Stored data:
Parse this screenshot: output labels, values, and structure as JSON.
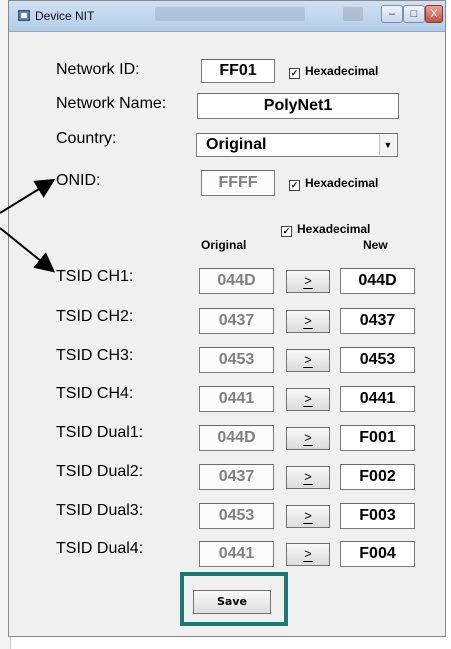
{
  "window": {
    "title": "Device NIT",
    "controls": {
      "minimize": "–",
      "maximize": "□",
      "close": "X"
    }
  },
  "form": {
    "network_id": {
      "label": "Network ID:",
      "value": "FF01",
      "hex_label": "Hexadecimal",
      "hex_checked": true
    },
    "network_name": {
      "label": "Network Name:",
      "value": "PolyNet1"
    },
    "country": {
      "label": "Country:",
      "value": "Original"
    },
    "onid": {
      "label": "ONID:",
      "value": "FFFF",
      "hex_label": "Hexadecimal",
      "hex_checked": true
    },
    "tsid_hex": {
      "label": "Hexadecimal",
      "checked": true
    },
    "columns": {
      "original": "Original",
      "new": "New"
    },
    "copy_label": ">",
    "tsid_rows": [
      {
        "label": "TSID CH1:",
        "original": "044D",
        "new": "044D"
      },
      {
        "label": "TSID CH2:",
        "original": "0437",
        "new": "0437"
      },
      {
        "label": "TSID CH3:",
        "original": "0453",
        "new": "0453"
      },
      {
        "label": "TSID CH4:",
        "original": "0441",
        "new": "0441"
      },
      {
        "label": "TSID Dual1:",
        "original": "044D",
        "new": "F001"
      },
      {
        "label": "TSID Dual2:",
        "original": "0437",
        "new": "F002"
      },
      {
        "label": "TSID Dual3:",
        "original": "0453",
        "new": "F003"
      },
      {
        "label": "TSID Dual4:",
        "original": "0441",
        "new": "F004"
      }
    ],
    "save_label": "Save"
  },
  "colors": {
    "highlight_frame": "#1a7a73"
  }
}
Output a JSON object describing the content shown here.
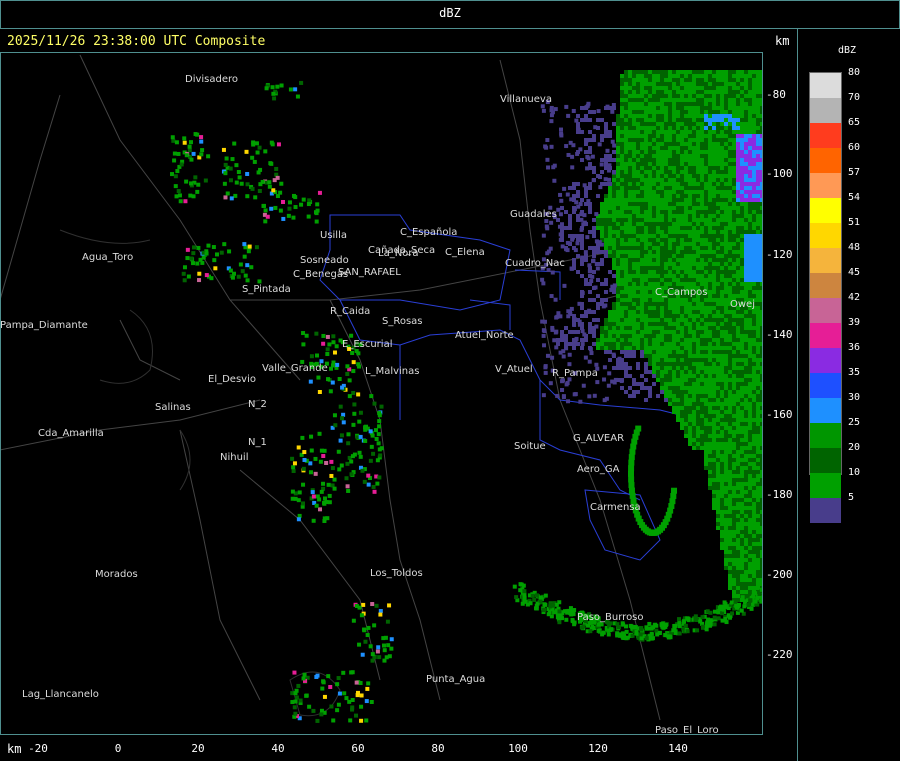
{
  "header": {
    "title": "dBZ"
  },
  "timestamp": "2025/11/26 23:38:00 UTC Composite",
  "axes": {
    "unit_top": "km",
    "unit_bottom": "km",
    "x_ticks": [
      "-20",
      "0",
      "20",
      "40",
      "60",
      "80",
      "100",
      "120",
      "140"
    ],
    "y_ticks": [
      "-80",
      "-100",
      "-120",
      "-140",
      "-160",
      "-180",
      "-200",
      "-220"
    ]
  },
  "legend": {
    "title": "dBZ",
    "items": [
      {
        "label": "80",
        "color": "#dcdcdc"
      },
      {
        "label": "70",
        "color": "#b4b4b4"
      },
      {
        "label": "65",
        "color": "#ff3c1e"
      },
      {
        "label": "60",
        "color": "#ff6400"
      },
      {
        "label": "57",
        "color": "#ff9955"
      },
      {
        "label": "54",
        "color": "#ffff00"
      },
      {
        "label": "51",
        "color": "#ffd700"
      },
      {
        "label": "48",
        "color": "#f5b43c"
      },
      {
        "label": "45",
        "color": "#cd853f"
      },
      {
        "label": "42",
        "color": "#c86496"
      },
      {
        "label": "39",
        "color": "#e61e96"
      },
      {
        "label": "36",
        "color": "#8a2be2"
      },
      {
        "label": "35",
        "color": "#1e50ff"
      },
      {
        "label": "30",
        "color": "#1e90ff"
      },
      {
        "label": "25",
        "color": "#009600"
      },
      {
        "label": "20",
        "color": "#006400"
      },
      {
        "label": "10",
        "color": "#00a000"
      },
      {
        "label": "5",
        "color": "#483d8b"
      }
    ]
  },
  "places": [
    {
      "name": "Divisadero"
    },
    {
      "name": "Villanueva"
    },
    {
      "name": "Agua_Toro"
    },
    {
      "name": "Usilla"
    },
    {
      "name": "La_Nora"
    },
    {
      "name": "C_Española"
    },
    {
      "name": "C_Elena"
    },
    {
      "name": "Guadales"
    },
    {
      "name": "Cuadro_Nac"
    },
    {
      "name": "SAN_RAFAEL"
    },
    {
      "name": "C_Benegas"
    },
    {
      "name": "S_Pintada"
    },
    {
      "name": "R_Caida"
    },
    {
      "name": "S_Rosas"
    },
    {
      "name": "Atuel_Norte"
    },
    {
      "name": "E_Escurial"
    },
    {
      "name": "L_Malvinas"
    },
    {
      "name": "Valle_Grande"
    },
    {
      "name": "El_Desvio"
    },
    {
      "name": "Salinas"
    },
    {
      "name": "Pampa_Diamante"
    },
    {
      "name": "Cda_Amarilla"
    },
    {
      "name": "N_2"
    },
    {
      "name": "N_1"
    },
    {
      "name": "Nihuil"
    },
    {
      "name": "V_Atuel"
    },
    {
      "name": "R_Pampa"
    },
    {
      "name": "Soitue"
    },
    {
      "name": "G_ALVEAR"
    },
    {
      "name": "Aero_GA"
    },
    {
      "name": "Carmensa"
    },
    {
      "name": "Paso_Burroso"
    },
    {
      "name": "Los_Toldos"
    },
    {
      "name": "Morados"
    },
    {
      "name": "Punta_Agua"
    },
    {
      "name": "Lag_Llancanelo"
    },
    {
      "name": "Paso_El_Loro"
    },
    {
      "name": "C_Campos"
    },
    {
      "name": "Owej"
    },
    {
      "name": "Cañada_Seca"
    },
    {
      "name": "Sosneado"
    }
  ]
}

Written task: The entries above are to be returned exactly, without their pictures.

Answer to the task:
Parse this screenshot: output labels, values, and structure as JSON.
{
  "window": {
    "title": "Device NIT",
    "controls": {
      "minimize": "–",
      "maximize": "□",
      "close": "X"
    }
  },
  "form": {
    "network_id": {
      "label": "Network ID:",
      "value": "FF01",
      "hex_label": "Hexadecimal",
      "hex_checked": true
    },
    "network_name": {
      "label": "Network Name:",
      "value": "PolyNet1"
    },
    "country": {
      "label": "Country:",
      "value": "Original"
    },
    "onid": {
      "label": "ONID:",
      "value": "FFFF",
      "hex_label": "Hexadecimal",
      "hex_checked": true
    },
    "tsid_hex": {
      "label": "Hexadecimal",
      "checked": true
    },
    "columns": {
      "original": "Original",
      "new": "New"
    },
    "copy_label": ">",
    "tsid_rows": [
      {
        "label": "TSID CH1:",
        "original": "044D",
        "new": "044D"
      },
      {
        "label": "TSID CH2:",
        "original": "0437",
        "new": "0437"
      },
      {
        "label": "TSID CH3:",
        "original": "0453",
        "new": "0453"
      },
      {
        "label": "TSID CH4:",
        "original": "0441",
        "new": "0441"
      },
      {
        "label": "TSID Dual1:",
        "original": "044D",
        "new": "F001"
      },
      {
        "label": "TSID Dual2:",
        "original": "0437",
        "new": "F002"
      },
      {
        "label": "TSID Dual3:",
        "original": "0453",
        "new": "F003"
      },
      {
        "label": "TSID Dual4:",
        "original": "0441",
        "new": "F004"
      }
    ],
    "save_label": "Save"
  },
  "colors": {
    "highlight_frame": "#1a7a73"
  }
}
Output a JSON object describing the content shown here.
{
  "header": {
    "title": "dBZ"
  },
  "timestamp": "2025/11/26 23:38:00 UTC Composite",
  "axes": {
    "unit_top": "km",
    "unit_bottom": "km",
    "x_ticks": [
      "-20",
      "0",
      "20",
      "40",
      "60",
      "80",
      "100",
      "120",
      "140"
    ],
    "y_ticks": [
      "-80",
      "-100",
      "-120",
      "-140",
      "-160",
      "-180",
      "-200",
      "-220"
    ]
  },
  "legend": {
    "title": "dBZ",
    "items": [
      {
        "label": "80",
        "color": "#dcdcdc"
      },
      {
        "label": "70",
        "color": "#b4b4b4"
      },
      {
        "label": "65",
        "color": "#ff3c1e"
      },
      {
        "label": "60",
        "color": "#ff6400"
      },
      {
        "label": "57",
        "color": "#ff9955"
      },
      {
        "label": "54",
        "color": "#ffff00"
      },
      {
        "label": "51",
        "color": "#ffd700"
      },
      {
        "label": "48",
        "color": "#f5b43c"
      },
      {
        "label": "45",
        "color": "#cd853f"
      },
      {
        "label": "42",
        "color": "#c86496"
      },
      {
        "label": "39",
        "color": "#e61e96"
      },
      {
        "label": "36",
        "color": "#8a2be2"
      },
      {
        "label": "35",
        "color": "#1e50ff"
      },
      {
        "label": "30",
        "color": "#1e90ff"
      },
      {
        "label": "25",
        "color": "#009600"
      },
      {
        "label": "20",
        "color": "#006400"
      },
      {
        "label": "10",
        "color": "#00a000"
      },
      {
        "label": "5",
        "color": "#483d8b"
      }
    ]
  },
  "places": [
    {
      "name": "Divisadero"
    },
    {
      "name": "Villanueva"
    },
    {
      "name": "Agua_Toro"
    },
    {
      "name": "Usilla"
    },
    {
      "name": "La_Nora"
    },
    {
      "name": "C_Española"
    },
    {
      "name": "C_Elena"
    },
    {
      "name": "Guadales"
    },
    {
      "name": "Cuadro_Nac"
    },
    {
      "name": "SAN_RAFAEL"
    },
    {
      "name": "C_Benegas"
    },
    {
      "name": "S_Pintada"
    },
    {
      "name": "R_Caida"
    },
    {
      "name": "S_Rosas"
    },
    {
      "name": "Atuel_Norte"
    },
    {
      "name": "E_Escurial"
    },
    {
      "name": "L_Malvinas"
    },
    {
      "name": "Valle_Grande"
    },
    {
      "name": "El_Desvio"
    },
    {
      "name": "Salinas"
    },
    {
      "name": "Pampa_Diamante"
    },
    {
      "name": "Cda_Amarilla"
    },
    {
      "name": "N_2"
    },
    {
      "name": "N_1"
    },
    {
      "name": "Nihuil"
    },
    {
      "name": "V_Atuel"
    },
    {
      "name": "R_Pampa"
    },
    {
      "name": "Soitue"
    },
    {
      "name": "G_ALVEAR"
    },
    {
      "name": "Aero_GA"
    },
    {
      "name": "Carmensa"
    },
    {
      "name": "Paso_Burroso"
    },
    {
      "name": "Los_Toldos"
    },
    {
      "name": "Morados"
    },
    {
      "name": "Punta_Agua"
    },
    {
      "name": "Lag_Llancanelo"
    },
    {
      "name": "Paso_El_Loro"
    },
    {
      "name": "C_Campos"
    },
    {
      "name": "Owej"
    },
    {
      "name": "Cañada_Seca"
    },
    {
      "name": "Sosneado"
    }
  ]
}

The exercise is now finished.